Directions: Wherever "Temperature" appears in a line, copy that line.

Extracted data:
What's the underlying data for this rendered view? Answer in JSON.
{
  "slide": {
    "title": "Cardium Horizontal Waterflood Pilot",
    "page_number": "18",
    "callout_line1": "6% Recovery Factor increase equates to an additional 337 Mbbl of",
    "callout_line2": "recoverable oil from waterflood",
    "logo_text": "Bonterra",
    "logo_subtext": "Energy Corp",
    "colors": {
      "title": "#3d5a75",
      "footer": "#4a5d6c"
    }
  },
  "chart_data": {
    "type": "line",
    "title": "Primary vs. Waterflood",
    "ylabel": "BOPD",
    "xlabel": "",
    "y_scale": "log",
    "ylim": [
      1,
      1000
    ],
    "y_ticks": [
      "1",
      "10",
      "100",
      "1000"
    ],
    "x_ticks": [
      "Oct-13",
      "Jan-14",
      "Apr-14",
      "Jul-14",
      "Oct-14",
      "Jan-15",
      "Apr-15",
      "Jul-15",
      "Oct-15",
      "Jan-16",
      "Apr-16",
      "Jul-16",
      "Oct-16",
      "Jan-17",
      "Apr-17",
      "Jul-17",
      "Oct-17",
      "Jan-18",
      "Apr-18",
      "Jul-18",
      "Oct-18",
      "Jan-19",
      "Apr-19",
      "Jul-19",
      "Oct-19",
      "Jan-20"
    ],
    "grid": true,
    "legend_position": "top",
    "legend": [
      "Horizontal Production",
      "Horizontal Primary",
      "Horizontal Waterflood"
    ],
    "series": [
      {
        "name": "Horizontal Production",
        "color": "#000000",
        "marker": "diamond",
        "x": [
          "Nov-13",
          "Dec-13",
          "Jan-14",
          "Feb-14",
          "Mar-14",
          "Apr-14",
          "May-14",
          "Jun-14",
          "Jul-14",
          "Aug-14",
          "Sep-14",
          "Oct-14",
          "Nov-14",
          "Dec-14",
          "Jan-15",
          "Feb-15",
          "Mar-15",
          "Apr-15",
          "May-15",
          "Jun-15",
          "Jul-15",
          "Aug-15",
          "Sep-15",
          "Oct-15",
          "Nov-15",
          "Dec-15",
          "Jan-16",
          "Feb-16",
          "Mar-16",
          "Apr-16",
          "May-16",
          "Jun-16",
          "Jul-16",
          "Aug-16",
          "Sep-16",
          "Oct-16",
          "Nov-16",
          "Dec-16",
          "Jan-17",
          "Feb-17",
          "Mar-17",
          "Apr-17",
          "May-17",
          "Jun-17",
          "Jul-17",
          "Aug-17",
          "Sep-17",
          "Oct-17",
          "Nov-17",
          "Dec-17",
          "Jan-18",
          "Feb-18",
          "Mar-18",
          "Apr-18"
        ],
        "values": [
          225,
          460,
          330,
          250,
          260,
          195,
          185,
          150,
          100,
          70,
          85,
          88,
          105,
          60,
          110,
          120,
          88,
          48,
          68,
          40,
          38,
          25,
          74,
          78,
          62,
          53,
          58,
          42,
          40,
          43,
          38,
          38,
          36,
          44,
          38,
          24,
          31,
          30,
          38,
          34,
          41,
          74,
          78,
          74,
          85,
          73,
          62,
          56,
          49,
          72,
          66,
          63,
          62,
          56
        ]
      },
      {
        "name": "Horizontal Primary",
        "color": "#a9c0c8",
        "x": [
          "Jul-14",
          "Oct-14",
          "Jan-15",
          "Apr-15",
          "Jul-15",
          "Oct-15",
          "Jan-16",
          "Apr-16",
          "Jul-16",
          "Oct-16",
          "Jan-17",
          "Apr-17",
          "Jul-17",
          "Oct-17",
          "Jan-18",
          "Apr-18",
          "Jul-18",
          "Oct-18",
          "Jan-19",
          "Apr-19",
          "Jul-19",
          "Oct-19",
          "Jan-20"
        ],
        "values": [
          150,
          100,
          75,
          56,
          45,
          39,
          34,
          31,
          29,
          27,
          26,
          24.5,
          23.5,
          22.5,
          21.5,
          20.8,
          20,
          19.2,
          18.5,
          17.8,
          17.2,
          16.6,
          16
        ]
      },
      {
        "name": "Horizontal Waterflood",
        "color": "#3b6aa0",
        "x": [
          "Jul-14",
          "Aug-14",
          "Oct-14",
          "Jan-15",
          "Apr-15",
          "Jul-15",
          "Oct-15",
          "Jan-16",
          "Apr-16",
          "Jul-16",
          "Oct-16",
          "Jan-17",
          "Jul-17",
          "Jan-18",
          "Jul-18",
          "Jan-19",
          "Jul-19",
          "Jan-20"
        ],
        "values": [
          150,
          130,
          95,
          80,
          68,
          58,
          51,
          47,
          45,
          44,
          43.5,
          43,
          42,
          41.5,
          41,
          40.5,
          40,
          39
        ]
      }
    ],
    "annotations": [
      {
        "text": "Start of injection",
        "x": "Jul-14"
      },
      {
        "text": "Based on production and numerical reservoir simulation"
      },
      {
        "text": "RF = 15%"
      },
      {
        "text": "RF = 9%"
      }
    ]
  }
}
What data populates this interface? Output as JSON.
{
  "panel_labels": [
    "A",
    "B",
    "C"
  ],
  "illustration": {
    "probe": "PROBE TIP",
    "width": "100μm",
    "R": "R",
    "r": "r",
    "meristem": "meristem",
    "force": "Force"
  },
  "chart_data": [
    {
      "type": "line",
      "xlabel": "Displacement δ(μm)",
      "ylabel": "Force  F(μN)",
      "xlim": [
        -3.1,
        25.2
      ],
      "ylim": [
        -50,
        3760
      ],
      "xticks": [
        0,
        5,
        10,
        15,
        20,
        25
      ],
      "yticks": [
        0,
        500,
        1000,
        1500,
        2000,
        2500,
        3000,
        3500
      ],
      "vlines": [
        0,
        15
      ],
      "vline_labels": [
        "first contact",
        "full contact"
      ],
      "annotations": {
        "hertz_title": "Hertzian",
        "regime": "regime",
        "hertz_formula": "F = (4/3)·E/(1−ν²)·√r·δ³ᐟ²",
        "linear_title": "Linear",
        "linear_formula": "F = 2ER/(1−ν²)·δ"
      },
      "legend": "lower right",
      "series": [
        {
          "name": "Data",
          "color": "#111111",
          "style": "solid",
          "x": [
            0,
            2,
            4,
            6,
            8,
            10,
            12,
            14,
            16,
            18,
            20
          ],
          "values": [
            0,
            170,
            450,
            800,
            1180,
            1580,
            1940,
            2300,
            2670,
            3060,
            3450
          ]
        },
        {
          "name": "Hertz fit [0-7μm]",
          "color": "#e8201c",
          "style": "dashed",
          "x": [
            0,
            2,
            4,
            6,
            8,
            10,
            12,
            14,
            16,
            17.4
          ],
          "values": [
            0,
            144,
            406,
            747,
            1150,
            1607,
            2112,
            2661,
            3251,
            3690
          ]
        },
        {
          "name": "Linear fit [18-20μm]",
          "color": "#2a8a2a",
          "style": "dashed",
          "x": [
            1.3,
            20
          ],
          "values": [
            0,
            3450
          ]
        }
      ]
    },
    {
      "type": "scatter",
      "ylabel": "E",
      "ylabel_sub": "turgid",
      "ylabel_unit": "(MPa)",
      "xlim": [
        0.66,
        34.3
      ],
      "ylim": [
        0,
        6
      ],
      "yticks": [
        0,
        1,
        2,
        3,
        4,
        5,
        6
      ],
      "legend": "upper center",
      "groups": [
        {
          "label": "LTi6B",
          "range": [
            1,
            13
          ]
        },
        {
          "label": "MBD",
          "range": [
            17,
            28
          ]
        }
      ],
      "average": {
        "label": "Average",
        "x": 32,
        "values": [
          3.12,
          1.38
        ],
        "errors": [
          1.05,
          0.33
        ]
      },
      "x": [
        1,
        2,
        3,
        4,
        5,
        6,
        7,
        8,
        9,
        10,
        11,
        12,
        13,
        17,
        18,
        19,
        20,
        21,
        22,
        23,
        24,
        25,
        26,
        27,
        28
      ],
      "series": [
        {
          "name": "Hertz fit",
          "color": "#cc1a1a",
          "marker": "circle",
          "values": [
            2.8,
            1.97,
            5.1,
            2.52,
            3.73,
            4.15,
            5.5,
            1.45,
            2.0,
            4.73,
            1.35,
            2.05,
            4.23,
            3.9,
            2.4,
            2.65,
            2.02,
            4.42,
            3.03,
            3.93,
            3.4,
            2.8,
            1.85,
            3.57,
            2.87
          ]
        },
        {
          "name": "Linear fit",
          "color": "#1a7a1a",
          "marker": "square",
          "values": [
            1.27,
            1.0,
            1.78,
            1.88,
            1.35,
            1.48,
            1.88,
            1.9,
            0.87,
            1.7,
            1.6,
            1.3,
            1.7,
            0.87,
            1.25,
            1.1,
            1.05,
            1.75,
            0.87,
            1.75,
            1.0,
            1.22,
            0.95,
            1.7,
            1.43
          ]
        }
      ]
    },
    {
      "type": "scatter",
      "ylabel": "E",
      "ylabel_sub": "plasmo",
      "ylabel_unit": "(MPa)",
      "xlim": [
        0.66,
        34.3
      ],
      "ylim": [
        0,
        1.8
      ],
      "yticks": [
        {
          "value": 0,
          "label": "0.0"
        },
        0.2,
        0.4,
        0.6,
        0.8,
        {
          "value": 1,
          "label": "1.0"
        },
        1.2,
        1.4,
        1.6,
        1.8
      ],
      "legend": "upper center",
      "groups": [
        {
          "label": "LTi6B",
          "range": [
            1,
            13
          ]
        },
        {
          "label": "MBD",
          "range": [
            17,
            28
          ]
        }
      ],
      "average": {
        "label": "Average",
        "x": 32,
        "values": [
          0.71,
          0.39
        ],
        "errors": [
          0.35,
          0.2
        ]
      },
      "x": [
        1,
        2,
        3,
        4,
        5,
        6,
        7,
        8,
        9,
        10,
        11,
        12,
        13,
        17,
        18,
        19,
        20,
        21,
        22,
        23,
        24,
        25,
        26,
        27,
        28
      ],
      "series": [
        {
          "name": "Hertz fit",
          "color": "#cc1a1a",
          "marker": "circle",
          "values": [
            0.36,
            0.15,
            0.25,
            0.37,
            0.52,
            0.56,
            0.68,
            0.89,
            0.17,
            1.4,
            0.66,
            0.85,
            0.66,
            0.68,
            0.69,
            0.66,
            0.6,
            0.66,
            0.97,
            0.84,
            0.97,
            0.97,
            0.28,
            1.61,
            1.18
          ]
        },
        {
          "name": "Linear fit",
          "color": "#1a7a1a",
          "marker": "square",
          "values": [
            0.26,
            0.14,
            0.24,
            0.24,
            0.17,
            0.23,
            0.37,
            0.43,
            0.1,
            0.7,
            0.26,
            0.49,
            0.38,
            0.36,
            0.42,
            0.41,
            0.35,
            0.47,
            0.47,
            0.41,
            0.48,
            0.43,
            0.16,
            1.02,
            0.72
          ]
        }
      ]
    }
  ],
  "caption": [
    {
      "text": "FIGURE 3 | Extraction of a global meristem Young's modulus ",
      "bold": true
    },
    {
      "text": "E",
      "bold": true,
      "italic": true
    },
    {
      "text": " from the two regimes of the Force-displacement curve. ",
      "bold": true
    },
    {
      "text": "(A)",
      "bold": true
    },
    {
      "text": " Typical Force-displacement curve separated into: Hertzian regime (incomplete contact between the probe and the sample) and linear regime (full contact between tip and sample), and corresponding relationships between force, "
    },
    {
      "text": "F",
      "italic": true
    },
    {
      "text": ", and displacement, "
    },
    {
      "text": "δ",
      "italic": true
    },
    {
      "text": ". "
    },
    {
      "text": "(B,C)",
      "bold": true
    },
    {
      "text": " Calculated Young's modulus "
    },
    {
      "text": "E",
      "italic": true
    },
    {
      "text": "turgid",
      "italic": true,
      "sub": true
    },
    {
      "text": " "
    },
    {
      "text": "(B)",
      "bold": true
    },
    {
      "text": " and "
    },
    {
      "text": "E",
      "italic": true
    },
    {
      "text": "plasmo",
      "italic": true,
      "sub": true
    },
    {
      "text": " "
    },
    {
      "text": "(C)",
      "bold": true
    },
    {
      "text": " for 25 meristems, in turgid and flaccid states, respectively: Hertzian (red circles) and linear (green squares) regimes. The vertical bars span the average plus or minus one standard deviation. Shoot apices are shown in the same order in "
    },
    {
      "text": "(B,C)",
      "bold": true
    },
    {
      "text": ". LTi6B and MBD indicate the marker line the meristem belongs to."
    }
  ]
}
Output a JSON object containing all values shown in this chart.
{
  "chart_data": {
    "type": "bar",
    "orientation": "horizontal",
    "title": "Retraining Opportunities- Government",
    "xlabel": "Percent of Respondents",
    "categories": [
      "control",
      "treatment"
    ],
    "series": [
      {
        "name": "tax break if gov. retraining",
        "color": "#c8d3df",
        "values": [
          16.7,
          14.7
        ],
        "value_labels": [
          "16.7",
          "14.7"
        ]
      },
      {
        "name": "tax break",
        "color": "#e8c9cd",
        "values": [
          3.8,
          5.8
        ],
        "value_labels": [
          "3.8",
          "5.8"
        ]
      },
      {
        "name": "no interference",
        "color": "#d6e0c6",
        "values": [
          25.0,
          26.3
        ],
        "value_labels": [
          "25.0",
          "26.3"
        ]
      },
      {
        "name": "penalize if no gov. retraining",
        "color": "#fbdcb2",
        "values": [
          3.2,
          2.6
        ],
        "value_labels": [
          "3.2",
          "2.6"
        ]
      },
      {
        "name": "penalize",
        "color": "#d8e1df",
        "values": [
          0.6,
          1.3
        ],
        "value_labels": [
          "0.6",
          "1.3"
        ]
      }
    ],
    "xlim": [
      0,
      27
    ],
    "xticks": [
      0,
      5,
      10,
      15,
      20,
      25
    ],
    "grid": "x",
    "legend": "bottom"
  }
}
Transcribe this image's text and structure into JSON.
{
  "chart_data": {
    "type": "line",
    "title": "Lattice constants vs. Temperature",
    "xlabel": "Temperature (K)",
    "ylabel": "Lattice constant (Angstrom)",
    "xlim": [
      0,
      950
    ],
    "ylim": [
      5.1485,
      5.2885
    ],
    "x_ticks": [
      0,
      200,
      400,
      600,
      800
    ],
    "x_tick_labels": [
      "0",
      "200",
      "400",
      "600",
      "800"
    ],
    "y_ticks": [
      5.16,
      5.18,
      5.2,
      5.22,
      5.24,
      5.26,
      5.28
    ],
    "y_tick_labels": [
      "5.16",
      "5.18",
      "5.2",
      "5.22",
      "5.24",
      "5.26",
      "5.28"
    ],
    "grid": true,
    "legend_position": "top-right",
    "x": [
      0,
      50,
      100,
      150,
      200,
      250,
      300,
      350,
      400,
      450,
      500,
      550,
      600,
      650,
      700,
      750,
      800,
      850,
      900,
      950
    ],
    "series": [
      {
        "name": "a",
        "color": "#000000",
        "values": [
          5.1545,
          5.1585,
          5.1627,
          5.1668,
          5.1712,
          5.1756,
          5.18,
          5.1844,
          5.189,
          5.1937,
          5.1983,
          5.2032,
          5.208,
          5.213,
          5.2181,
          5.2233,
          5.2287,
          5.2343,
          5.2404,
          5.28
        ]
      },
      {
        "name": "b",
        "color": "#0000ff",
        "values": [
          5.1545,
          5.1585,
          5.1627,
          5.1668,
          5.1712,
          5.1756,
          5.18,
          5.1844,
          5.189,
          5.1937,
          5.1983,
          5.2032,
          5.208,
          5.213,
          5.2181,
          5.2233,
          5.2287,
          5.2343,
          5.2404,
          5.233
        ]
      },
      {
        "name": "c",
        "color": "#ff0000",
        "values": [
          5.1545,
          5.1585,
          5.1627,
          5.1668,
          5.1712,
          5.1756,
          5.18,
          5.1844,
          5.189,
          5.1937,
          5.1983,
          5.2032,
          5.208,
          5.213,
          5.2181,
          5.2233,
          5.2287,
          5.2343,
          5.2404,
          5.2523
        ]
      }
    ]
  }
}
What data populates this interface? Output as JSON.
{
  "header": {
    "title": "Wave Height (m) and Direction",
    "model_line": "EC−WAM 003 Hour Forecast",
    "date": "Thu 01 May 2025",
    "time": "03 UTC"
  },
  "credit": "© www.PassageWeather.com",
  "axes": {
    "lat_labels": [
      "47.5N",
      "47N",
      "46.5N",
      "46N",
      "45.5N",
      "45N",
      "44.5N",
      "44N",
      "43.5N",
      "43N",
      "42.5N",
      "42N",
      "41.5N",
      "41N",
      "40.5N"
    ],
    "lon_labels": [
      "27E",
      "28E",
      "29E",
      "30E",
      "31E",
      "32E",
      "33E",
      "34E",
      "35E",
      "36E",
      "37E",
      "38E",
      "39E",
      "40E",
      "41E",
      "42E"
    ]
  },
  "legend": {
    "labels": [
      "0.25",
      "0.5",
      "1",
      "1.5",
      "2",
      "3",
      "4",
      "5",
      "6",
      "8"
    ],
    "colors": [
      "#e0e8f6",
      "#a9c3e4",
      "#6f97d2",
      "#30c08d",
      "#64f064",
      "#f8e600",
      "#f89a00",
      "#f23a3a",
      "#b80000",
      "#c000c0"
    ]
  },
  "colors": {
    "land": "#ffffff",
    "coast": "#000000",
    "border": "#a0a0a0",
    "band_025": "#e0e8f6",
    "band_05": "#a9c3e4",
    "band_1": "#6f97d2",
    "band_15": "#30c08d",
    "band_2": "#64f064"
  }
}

Reply:
    "title": "Lattice constants vs. Temperature",
    "xlabel": "Temperature (K)",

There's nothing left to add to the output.